> **Stated task**: Go through the listing and set it down exactly, leaving out its pictures.

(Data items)
::::::::
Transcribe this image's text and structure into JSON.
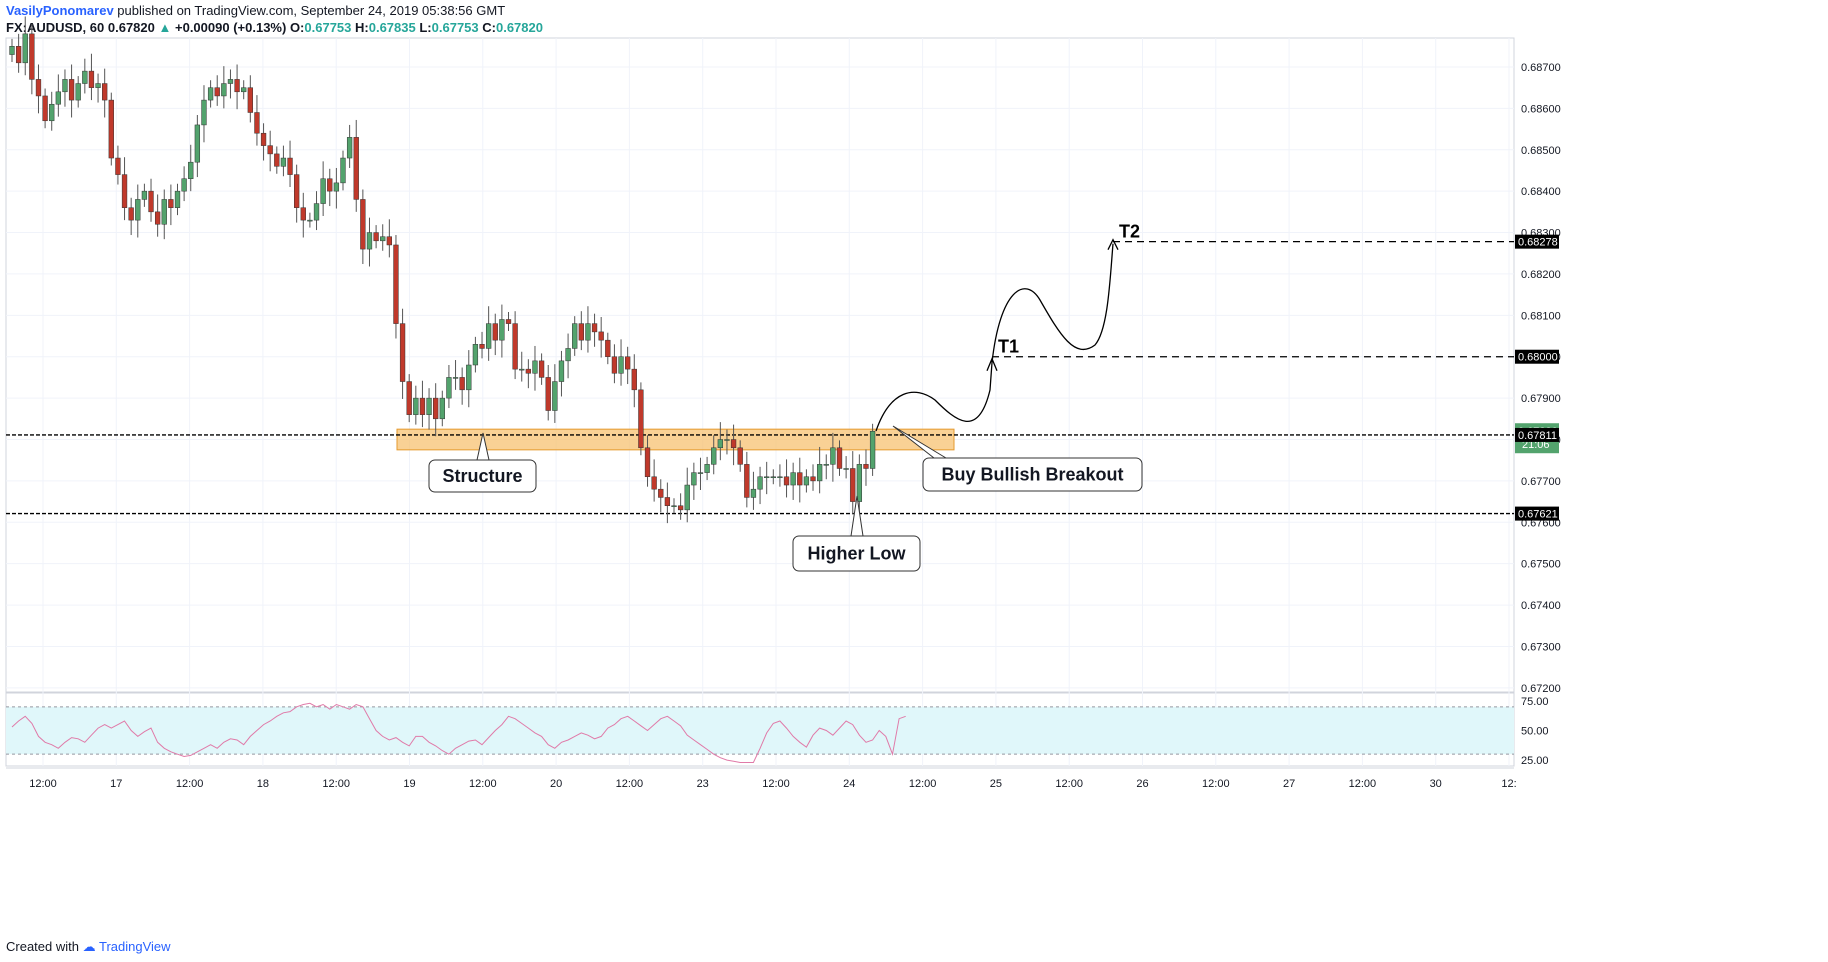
{
  "header": {
    "author": "VasilyPonomarev",
    "published_text": "published on TradingView.com, September 24, 2019 05:38:56 GMT",
    "symbol": "FX:AUDUSD, 60",
    "last": "0.67820",
    "arrow": "▲",
    "change": "+0.00090 (+0.13%)",
    "ohlc": {
      "o_label": "O:",
      "o": "0.67753",
      "h_label": "H:",
      "h": "0.67835",
      "l_label": "L:",
      "l": "0.67753",
      "c_label": "C:",
      "c": "0.67820"
    }
  },
  "footer": {
    "created_with": "Created with",
    "brand": "TradingView",
    "logo_icon": "tradingview-logo-icon"
  },
  "colors": {
    "bull": "#53a36d",
    "bear": "#c0392b",
    "zone_fill": "#f7c271",
    "zone_border": "#e59a2e",
    "rsi_band": "#e0f7fa",
    "rsi_line": "#e07aa8",
    "axis_text": "#131722",
    "grid": "#f0f3fa"
  },
  "chart_data": [
    {
      "type": "candlestick",
      "title": "FX:AUDUSD, 60",
      "ylim": [
        0.6719,
        0.6877
      ],
      "y_ticks": [
        "0.67200",
        "0.67300",
        "0.67400",
        "0.67500",
        "0.67600",
        "0.67700",
        "0.67800",
        "0.67900",
        "0.68000",
        "0.68100",
        "0.68200",
        "0.68300",
        "0.68400",
        "0.68500",
        "0.68600",
        "0.68700"
      ],
      "x_ticks": [
        "12:00",
        "17",
        "12:00",
        "18",
        "12:00",
        "19",
        "12:00",
        "20",
        "12:00",
        "23",
        "12:00",
        "24",
        "12:00",
        "25",
        "12:00",
        "26",
        "12:00",
        "27",
        "12:00",
        "30",
        "12:"
      ],
      "price_labels": [
        "0.68278",
        "0.68000",
        "0.67820",
        "21:06",
        "0.67811",
        "0.67621"
      ],
      "horizontal_levels": [
        0.67811,
        0.67621
      ],
      "zone": [
        0.67775,
        0.67825
      ],
      "targets": [
        {
          "label": "T1",
          "price": 0.68
        },
        {
          "label": "T2",
          "price": 0.68278
        }
      ],
      "annotations": [
        "Structure",
        "Buy Bullish Breakout",
        "Higher Low"
      ],
      "closes": [
        0.6875,
        0.6871,
        0.6878,
        0.6867,
        0.6863,
        0.6857,
        0.6861,
        0.6864,
        0.6867,
        0.6862,
        0.6866,
        0.6869,
        0.6865,
        0.6866,
        0.6862,
        0.6848,
        0.6844,
        0.6836,
        0.6833,
        0.6838,
        0.684,
        0.6835,
        0.6832,
        0.6838,
        0.6836,
        0.684,
        0.6843,
        0.6847,
        0.6856,
        0.6862,
        0.6865,
        0.6863,
        0.6866,
        0.6867,
        0.6864,
        0.6865,
        0.6859,
        0.6854,
        0.6851,
        0.6849,
        0.6846,
        0.6848,
        0.6844,
        0.6836,
        0.6833,
        0.6833,
        0.6837,
        0.6843,
        0.684,
        0.6842,
        0.6848,
        0.6853,
        0.6838,
        0.6826,
        0.683,
        0.6828,
        0.6829,
        0.6827,
        0.6808,
        0.6794,
        0.6786,
        0.679,
        0.6786,
        0.679,
        0.6785,
        0.679,
        0.6795,
        0.6795,
        0.6792,
        0.6798,
        0.6803,
        0.6802,
        0.6808,
        0.6804,
        0.6809,
        0.6808,
        0.6797,
        0.6797,
        0.6796,
        0.6799,
        0.6795,
        0.6787,
        0.6794,
        0.6799,
        0.6802,
        0.6808,
        0.6804,
        0.6808,
        0.6806,
        0.6804,
        0.68,
        0.6796,
        0.68,
        0.6797,
        0.6792,
        0.6778,
        0.6771,
        0.6768,
        0.6766,
        0.6764,
        0.6764,
        0.6763,
        0.6769,
        0.6772,
        0.6772,
        0.6774,
        0.6778,
        0.678,
        0.678,
        0.6778,
        0.6774,
        0.6766,
        0.6768,
        0.6771,
        0.6771,
        0.6771,
        0.6771,
        0.6769,
        0.6772,
        0.6769,
        0.6771,
        0.677,
        0.6774,
        0.6774,
        0.6778,
        0.6773,
        0.6773,
        0.6765,
        0.6774,
        0.6773,
        0.6782
      ]
    },
    {
      "type": "line",
      "title": "",
      "ylim": [
        20,
        80
      ],
      "y_ticks": [
        "75.00",
        "50.00",
        "25.00"
      ],
      "band": [
        30,
        70
      ],
      "values": [
        53,
        58,
        62,
        56,
        45,
        40,
        38,
        35,
        40,
        44,
        43,
        40,
        46,
        52,
        55,
        52,
        55,
        58,
        50,
        45,
        49,
        52,
        40,
        35,
        32,
        30,
        28,
        29,
        32,
        35,
        38,
        35,
        40,
        43,
        42,
        38,
        45,
        50,
        55,
        58,
        62,
        65,
        66,
        70,
        72,
        73,
        70,
        72,
        68,
        72,
        70,
        68,
        72,
        70,
        60,
        50,
        45,
        42,
        44,
        40,
        37,
        45,
        45,
        40,
        37,
        33,
        30,
        35,
        38,
        41,
        42,
        38,
        44,
        50,
        55,
        62,
        60,
        56,
        52,
        48,
        45,
        38,
        35,
        40,
        42,
        45,
        48,
        46,
        43,
        45,
        52,
        55,
        60,
        62,
        58,
        54,
        50,
        55,
        60,
        62,
        58,
        54,
        46,
        42,
        38,
        34,
        30,
        27,
        25,
        24,
        23,
        23,
        23,
        35,
        48,
        56,
        58,
        52,
        45,
        40,
        36,
        46,
        52,
        50,
        46,
        52,
        58,
        55,
        46,
        40,
        42,
        50,
        45,
        30,
        60,
        62
      ]
    }
  ]
}
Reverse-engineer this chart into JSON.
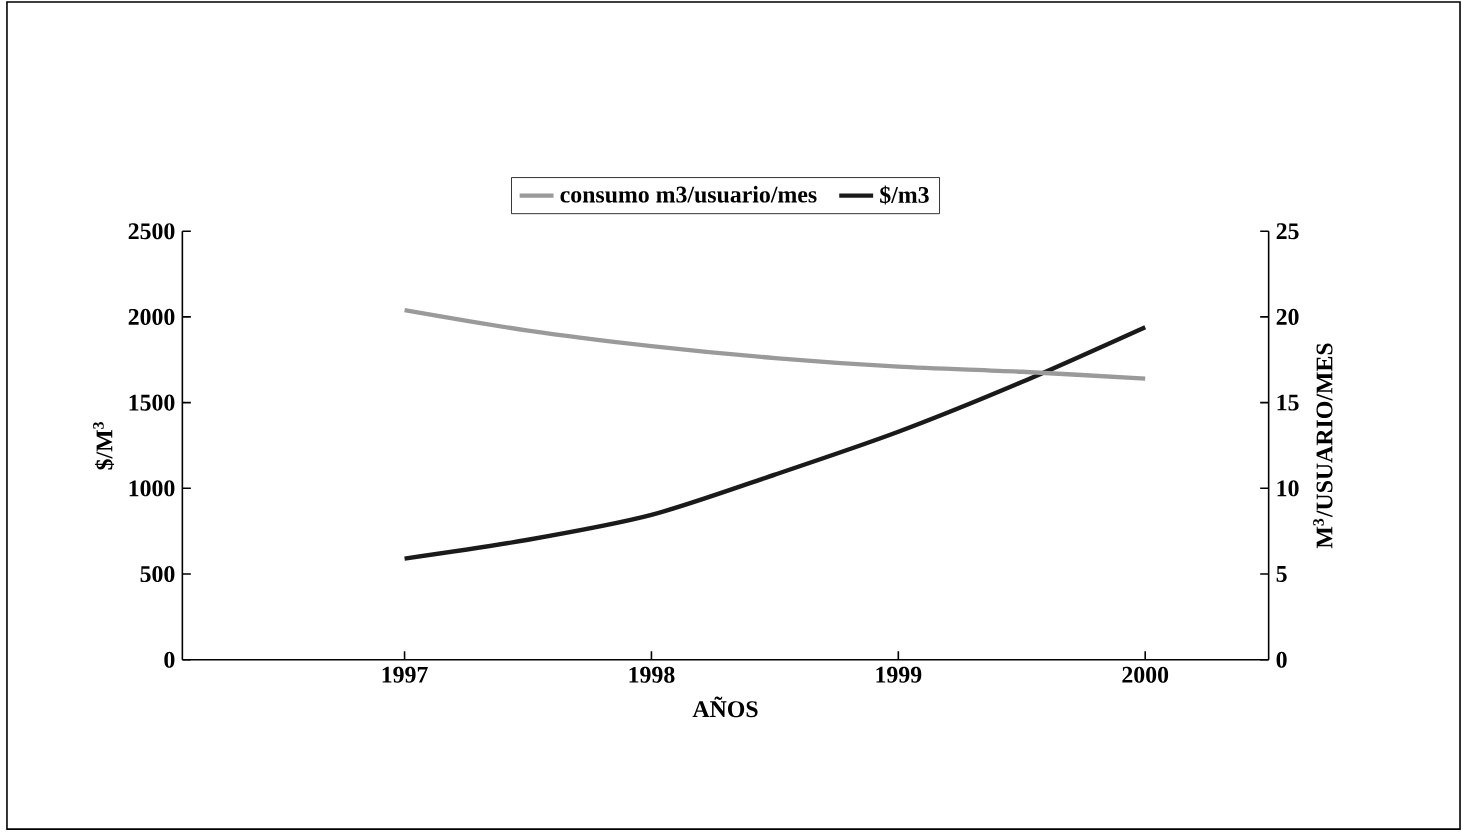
{
  "chart_data": {
    "type": "line",
    "xlabel": "AÑOS",
    "ylabel": "$/M$^{3}$",
    "y2label": "M$^{3}$/USUARIO/MES",
    "x": [
      1997,
      1997.5,
      1998,
      1998.5,
      1999,
      1999.5,
      2000
    ],
    "xlim": [
      1996.1,
      2000.5
    ],
    "xticks": [
      1997,
      1998,
      1999,
      2000
    ],
    "ylim": [
      0,
      2500
    ],
    "yticks": [
      0,
      500,
      1000,
      1500,
      2000,
      2500
    ],
    "y2lim": [
      0,
      25
    ],
    "y2ticks": [
      0,
      5,
      10,
      15,
      20,
      25
    ],
    "legend": "top",
    "grid": false,
    "series": [
      {
        "name": "consumo m3/usuario/mes",
        "color": "#9a9a9a",
        "axis": "y2",
        "values": [
          20.4,
          19.2,
          18.3,
          17.6,
          17.1,
          16.8,
          16.4
        ]
      },
      {
        "name": "$/m3",
        "color": "#1a1a1a",
        "axis": "y",
        "values": [
          590,
          700,
          845,
          1080,
          1330,
          1620,
          1940
        ]
      }
    ]
  }
}
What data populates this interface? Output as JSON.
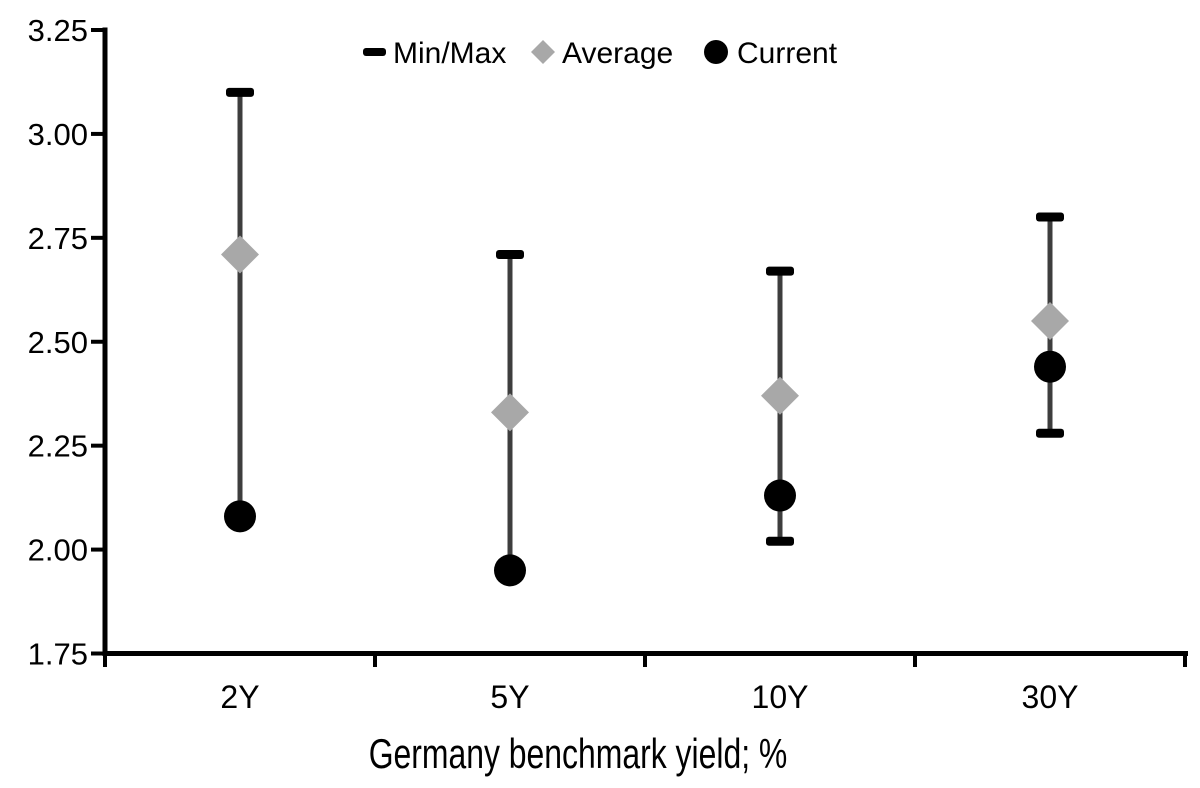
::::::::
> **Solved problem**:
Transcribe this image's text and structure into JSON.
{
  "header": {
    "author": "VasilyPonomarev",
    "published_text": "published on TradingView.com, September 24, 2019 05:38:56 GMT",
    "symbol": "FX:AUDUSD, 60",
    "last": "0.67820",
    "arrow": "▲",
    "change": "+0.00090 (+0.13%)",
    "ohlc": {
      "o_label": "O:",
      "o": "0.67753",
      "h_label": "H:",
      "h": "0.67835",
      "l_label": "L:",
      "l": "0.67753",
      "c_label": "C:",
      "c": "0.67820"
    }
  },
  "footer": {
    "created_with": "Created with",
    "brand": "TradingView",
    "logo_icon": "tradingview-logo-icon"
  },
  "colors": {
    "bull": "#53a36d",
    "bear": "#c0392b",
    "zone_fill": "#f7c271",
    "zone_border": "#e59a2e",
    "rsi_band": "#e0f7fa",
    "rsi_line": "#e07aa8",
    "axis_text": "#131722",
    "grid": "#f0f3fa"
  },
  "chart_data": [
    {
      "type": "candlestick",
      "title": "FX:AUDUSD, 60",
      "ylim": [
        0.6719,
        0.6877
      ],
      "y_ticks": [
        "0.67200",
        "0.67300",
        "0.67400",
        "0.67500",
        "0.67600",
        "0.67700",
        "0.67800",
        "0.67900",
        "0.68000",
        "0.68100",
        "0.68200",
        "0.68300",
        "0.68400",
        "0.68500",
        "0.68600",
        "0.68700"
      ],
      "x_ticks": [
        "12:00",
        "17",
        "12:00",
        "18",
        "12:00",
        "19",
        "12:00",
        "20",
        "12:00",
        "23",
        "12:00",
        "24",
        "12:00",
        "25",
        "12:00",
        "26",
        "12:00",
        "27",
        "12:00",
        "30",
        "12:"
      ],
      "price_labels": [
        "0.68278",
        "0.68000",
        "0.67820",
        "21:06",
        "0.67811",
        "0.67621"
      ],
      "horizontal_levels": [
        0.67811,
        0.67621
      ],
      "zone": [
        0.67775,
        0.67825
      ],
      "targets": [
        {
          "label": "T1",
          "price": 0.68
        },
        {
          "label": "T2",
          "price": 0.68278
        }
      ],
      "annotations": [
        "Structure",
        "Buy Bullish Breakout",
        "Higher Low"
      ],
      "closes": [
        0.6875,
        0.6871,
        0.6878,
        0.6867,
        0.6863,
        0.6857,
        0.6861,
        0.6864,
        0.6867,
        0.6862,
        0.6866,
        0.6869,
        0.6865,
        0.6866,
        0.6862,
        0.6848,
        0.6844,
        0.6836,
        0.6833,
        0.6838,
        0.684,
        0.6835,
        0.6832,
        0.6838,
        0.6836,
        0.684,
        0.6843,
        0.6847,
        0.6856,
        0.6862,
        0.6865,
        0.6863,
        0.6866,
        0.6867,
        0.6864,
        0.6865,
        0.6859,
        0.6854,
        0.6851,
        0.6849,
        0.6846,
        0.6848,
        0.6844,
        0.6836,
        0.6833,
        0.6833,
        0.6837,
        0.6843,
        0.684,
        0.6842,
        0.6848,
        0.6853,
        0.6838,
        0.6826,
        0.683,
        0.6828,
        0.6829,
        0.6827,
        0.6808,
        0.6794,
        0.6786,
        0.679,
        0.6786,
        0.679,
        0.6785,
        0.679,
        0.6795,
        0.6795,
        0.6792,
        0.6798,
        0.6803,
        0.6802,
        0.6808,
        0.6804,
        0.6809,
        0.6808,
        0.6797,
        0.6797,
        0.6796,
        0.6799,
        0.6795,
        0.6787,
        0.6794,
        0.6799,
        0.6802,
        0.6808,
        0.6804,
        0.6808,
        0.6806,
        0.6804,
        0.68,
        0.6796,
        0.68,
        0.6797,
        0.6792,
        0.6778,
        0.6771,
        0.6768,
        0.6766,
        0.6764,
        0.6764,
        0.6763,
        0.6769,
        0.6772,
        0.6772,
        0.6774,
        0.6778,
        0.678,
        0.678,
        0.6778,
        0.6774,
        0.6766,
        0.6768,
        0.6771,
        0.6771,
        0.6771,
        0.6771,
        0.6769,
        0.6772,
        0.6769,
        0.6771,
        0.677,
        0.6774,
        0.6774,
        0.6778,
        0.6773,
        0.6773,
        0.6765,
        0.6774,
        0.6773,
        0.6782
      ]
    },
    {
      "type": "line",
      "title": "",
      "ylim": [
        20,
        80
      ],
      "y_ticks": [
        "75.00",
        "50.00",
        "25.00"
      ],
      "band": [
        30,
        70
      ],
      "values": [
        53,
        58,
        62,
        56,
        45,
        40,
        38,
        35,
        40,
        44,
        43,
        40,
        46,
        52,
        55,
        52,
        55,
        58,
        50,
        45,
        49,
        52,
        40,
        35,
        32,
        30,
        28,
        29,
        32,
        35,
        38,
        35,
        40,
        43,
        42,
        38,
        45,
        50,
        55,
        58,
        62,
        65,
        66,
        70,
        72,
        73,
        70,
        72,
        68,
        72,
        70,
        68,
        72,
        70,
        60,
        50,
        45,
        42,
        44,
        40,
        37,
        45,
        45,
        40,
        37,
        33,
        30,
        35,
        38,
        41,
        42,
        38,
        44,
        50,
        55,
        62,
        60,
        56,
        52,
        48,
        45,
        38,
        35,
        40,
        42,
        45,
        48,
        46,
        43,
        45,
        52,
        55,
        60,
        62,
        58,
        54,
        50,
        55,
        60,
        62,
        58,
        54,
        46,
        42,
        38,
        34,
        30,
        27,
        25,
        24,
        23,
        23,
        23,
        35,
        48,
        56,
        58,
        52,
        45,
        40,
        36,
        46,
        52,
        50,
        46,
        52,
        58,
        55,
        46,
        40,
        42,
        50,
        45,
        30,
        60,
        62
      ]
    }
  ]
}
Reverse-engineer this chart into JSON.
{
  "chart_data": {
    "type": "line",
    "xlabel": "AÑOS",
    "ylabel": "$/M$^{3}$",
    "y2label": "M$^{3}$/USUARIO/MES",
    "x": [
      1997,
      1997.5,
      1998,
      1998.5,
      1999,
      1999.5,
      2000
    ],
    "xlim": [
      1996.1,
      2000.5
    ],
    "xticks": [
      1997,
      1998,
      1999,
      2000
    ],
    "ylim": [
      0,
      2500
    ],
    "yticks": [
      0,
      500,
      1000,
      1500,
      2000,
      2500
    ],
    "y2lim": [
      0,
      25
    ],
    "y2ticks": [
      0,
      5,
      10,
      15,
      20,
      25
    ],
    "legend": "top",
    "grid": false,
    "series": [
      {
        "name": "consumo m3/usuario/mes",
        "color": "#9a9a9a",
        "axis": "y2",
        "values": [
          20.4,
          19.2,
          18.3,
          17.6,
          17.1,
          16.8,
          16.4
        ]
      },
      {
        "name": "$/m3",
        "color": "#1a1a1a",
        "axis": "y",
        "values": [
          590,
          700,
          845,
          1080,
          1330,
          1620,
          1940
        ]
      }
    ]
  }
}
What data populates this interface? Output as JSON.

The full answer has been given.